Listed entries —
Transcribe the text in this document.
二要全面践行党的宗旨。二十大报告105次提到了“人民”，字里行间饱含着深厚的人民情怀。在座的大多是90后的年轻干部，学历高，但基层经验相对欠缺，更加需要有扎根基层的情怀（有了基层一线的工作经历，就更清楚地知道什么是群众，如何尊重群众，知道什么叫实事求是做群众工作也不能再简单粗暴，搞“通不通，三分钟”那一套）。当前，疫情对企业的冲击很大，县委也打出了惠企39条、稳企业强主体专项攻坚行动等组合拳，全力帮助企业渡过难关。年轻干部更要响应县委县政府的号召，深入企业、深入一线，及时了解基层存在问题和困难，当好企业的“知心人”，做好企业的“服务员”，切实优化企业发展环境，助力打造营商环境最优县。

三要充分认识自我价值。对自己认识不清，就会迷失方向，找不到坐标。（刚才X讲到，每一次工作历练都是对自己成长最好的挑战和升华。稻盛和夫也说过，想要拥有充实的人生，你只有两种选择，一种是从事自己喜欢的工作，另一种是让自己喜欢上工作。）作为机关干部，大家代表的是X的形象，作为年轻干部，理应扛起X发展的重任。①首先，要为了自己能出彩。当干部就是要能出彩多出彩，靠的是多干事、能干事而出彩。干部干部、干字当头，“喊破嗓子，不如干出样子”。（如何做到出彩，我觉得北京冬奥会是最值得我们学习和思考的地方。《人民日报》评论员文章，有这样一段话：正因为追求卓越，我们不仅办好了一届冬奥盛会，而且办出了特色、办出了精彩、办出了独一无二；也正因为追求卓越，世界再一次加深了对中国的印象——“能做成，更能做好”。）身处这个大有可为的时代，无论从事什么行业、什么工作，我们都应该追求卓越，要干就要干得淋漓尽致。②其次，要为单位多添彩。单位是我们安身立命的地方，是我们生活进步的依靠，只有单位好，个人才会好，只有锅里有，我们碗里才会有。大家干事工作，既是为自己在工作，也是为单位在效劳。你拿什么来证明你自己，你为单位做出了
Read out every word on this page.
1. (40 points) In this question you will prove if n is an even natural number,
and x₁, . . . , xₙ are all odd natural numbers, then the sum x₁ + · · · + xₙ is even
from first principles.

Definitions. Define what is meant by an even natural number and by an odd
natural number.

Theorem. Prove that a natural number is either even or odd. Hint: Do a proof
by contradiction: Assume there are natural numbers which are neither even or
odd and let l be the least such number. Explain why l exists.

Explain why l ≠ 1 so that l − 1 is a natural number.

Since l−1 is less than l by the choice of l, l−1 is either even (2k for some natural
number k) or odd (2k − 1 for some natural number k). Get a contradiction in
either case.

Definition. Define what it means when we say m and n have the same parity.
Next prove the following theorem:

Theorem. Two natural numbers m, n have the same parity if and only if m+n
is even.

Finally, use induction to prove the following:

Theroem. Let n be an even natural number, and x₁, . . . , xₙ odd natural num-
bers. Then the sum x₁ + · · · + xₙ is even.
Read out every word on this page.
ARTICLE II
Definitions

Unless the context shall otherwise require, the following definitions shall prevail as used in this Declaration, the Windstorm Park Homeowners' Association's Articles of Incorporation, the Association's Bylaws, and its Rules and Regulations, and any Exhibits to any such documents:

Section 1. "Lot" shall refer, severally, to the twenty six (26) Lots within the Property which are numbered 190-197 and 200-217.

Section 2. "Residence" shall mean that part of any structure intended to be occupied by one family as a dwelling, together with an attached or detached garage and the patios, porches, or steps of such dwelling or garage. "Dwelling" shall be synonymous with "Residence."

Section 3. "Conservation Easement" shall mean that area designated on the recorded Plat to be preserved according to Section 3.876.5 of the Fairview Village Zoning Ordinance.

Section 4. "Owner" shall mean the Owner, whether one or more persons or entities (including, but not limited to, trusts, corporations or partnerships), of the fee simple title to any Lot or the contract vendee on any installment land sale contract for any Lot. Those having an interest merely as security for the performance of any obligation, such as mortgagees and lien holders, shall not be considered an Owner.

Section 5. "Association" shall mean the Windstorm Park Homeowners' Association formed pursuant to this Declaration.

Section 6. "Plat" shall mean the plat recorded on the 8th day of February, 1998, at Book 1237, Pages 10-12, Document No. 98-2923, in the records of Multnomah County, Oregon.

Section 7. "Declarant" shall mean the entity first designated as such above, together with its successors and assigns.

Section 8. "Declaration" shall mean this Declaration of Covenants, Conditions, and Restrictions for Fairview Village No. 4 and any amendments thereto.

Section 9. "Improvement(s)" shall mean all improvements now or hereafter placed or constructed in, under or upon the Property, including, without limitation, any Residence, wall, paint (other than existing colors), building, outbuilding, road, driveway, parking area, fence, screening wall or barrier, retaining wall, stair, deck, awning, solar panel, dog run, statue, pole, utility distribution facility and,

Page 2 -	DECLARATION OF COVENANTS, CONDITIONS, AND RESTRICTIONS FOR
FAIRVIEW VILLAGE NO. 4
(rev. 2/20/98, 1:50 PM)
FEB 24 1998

Requirements — Determine how many lines of the listing above include the word "numbers", and report that number only.

Complete output — 3